Plans to cut home care for the elderly are just the start of a process that’ll see even further reductions and ultimately more cost foisted on some of our community’s most vulnerable, city leaders, including a Labour Party leader likely to be seeking an electorate nomination, say.
The Southland and Otago DHB’s have started sending letters to elderly people telling them they soon won’t be eligible for the up-to 1.5 hours of home assistance they get each week.
GreyPower has decried the move, with local boss Geoff Piercy urging the boards to find the savings they want somewhere else.
Fellow Invercargill City councillor Lindsay Abbott, who works in aged care, said in a post to Southern Squall last week the cuts would have ”severe ramifications” on those who needed home care. It would have financial, medical, and social costs that would ultimately deny the independence of people living in the comfort of their own homes.
“Individual’s health and welfare does not seem a consideration in this barbaric attitude. Reminds me of the history of the Eskimos, where I understand the aged who past their useful productive lives were sent out into the snow. We have been snowed with the amalgamation of the two DHB’s.”
It was a harsh, cruel, and penny pinching proposal, Cr Abbott said.
“Has life and lifestyles for the aged, and infirmed become a ledger account?”
His comments pre-empted those of Labour Party Invercargill Electorate chairwoman Lesley Soper, who this week presented the Southland DHB with a 200 signature petition asking for the cuts to be reversed.
In her statement, supplied to Southern Squall, she said the cuts – which could save as much as $4m a year - came without warning and continued to cause major stress and distress for hundreds of elderly people and their carers.
Critically, she said the announcement ignored individual needs and failed to acknowledge the professional assessments of needs conducted before these elderly people got their home care in the first place.
Hundreds of elderly had only recently been reassessed, and had their home care hours cut to the level they were about to lose, she said in an impassioned – possibly pre-election nomination-seeking – address.
Petitioners understood the government wanted to save money. However, it was the southern DHBs which decided to target “the most vulnerable elderly” as “apparently the least risky service to cut.
It was “nonsense” that management did not accept that one or two hours housework might be all that stood between an elderly person staying at home and entering a rest-home, and that a further telephone assessment or GP visit was a more efficient use staff time than going to individual homes.
“We are delivering the message that this is nonsense, and these health cuts are totally unacceptable, as are the statements that the cuts will not stop here, but will go on further to include those receiving greater amounts of home care help and personal care, and will also include cutting the number of people going into rest homes.”

Dataset records:

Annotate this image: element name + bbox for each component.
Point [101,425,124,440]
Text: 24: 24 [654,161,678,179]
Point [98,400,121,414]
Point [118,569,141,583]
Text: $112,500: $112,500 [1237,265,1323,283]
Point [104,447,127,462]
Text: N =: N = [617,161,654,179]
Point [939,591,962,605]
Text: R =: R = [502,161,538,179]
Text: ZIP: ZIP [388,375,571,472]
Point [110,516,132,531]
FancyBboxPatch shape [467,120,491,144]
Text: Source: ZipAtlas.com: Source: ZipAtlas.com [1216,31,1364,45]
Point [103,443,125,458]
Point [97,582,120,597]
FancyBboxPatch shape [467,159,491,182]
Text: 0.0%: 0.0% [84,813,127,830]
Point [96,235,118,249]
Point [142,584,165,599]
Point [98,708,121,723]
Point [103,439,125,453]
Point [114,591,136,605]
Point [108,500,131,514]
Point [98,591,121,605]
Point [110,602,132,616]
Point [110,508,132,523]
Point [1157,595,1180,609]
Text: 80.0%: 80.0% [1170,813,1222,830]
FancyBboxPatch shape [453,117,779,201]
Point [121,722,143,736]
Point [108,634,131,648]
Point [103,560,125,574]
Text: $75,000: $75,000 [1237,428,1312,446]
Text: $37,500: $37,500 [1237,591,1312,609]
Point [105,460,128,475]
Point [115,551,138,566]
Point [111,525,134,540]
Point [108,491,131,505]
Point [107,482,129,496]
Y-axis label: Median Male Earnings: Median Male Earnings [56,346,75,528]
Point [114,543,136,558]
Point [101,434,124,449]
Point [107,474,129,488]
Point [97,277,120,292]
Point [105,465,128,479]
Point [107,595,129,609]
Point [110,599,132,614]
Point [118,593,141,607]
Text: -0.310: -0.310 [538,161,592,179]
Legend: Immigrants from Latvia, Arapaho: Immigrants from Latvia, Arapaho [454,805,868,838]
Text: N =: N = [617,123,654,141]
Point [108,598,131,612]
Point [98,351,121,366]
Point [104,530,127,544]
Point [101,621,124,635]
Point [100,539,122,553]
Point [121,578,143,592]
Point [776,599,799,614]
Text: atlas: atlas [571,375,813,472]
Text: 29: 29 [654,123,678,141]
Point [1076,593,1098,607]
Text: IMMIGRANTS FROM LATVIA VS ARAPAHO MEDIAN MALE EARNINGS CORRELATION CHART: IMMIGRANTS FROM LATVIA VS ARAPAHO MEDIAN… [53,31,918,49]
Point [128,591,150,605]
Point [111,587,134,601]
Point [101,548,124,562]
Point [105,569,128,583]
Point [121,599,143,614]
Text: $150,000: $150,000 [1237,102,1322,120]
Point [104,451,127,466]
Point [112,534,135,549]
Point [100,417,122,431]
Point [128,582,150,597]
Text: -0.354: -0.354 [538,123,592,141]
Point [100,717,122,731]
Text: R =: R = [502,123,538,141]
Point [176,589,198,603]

- **EXERCISE 1**:
In the home care article, how many signatures were on the petition Lesley Soper presented to the Southland DHB?
- **EXERCISE 2**:
Return the passage of the home care article between "Hundreds of elderly had" and "service to cut.", inclusive.
- **EXERCISE 3**:
Please carry the home care article forward from its final sentence.

- **WRITTEN RESPONSE 1**:
The petition had 200 signatures.

- **WRITTEN RESPONSE 2**:
Hundreds of elderly had only recently been reassessed, and had their home care hours cut to the level they were about to lose, she said in an impassioned – possibly pre-election nomination-seeking – address.
Petitioners understood the government wanted to save money. However, it was the southern DHBs which decided to target “the most vulnerable elderly” as “apparently the least risky service to cut.

- **WRITTEN RESPONSE 3**:
She warned the cuts would not save money. They would lead to sicknesses from unhygienic and unclean conditions, and falls and other injuries. More people would visit the A&E department or stay in hospital, and more would be “forced too early” into rest homes.
It was a short-sighted, damaging and insulting policy based on depersonalisation and an undervaluing of the essential service provided and the people who provide it. It ignored the real people affected and it carefully absolved the decision makers from even talking face-to-face with most of those who would suffer the consequences.
“These cuts are not acceptable; they are not fair; and they are not right,” she said.
Ms Soper said she would continue to collect signatures for the petition.

Health board also seem to have cut funding for youth health service (the decision was made in a public excluded meeting). Just as providing home help for the elderly keeps people in their own home and out of elderly care saves money long term, education and early intervention in youth health issues (notably mental and sexual health) is financially astute. Even if you discount the human element in these decisions, cutting these services will increase the financial cost.
The decision to cut support for the elderly was rammed through by ministerially-appointed accountants, not responsible clinicians, while the directly elected DHB members, who rubber-stamped the decision, should all be dumped from office at the local body elections later this year. Remember, too, that the ministerially-appointed accountants will all be in line for lavish tax cuts that 90 percent of us won’t receive at all. It is also highly likely that the ministerially-appointed accountants, who are grossly overpaid by taxpayers for their “work” on DHBs, will also receive honours, possibly knighthoods, in return for making the final years of so many of their fellow-citizens a misery.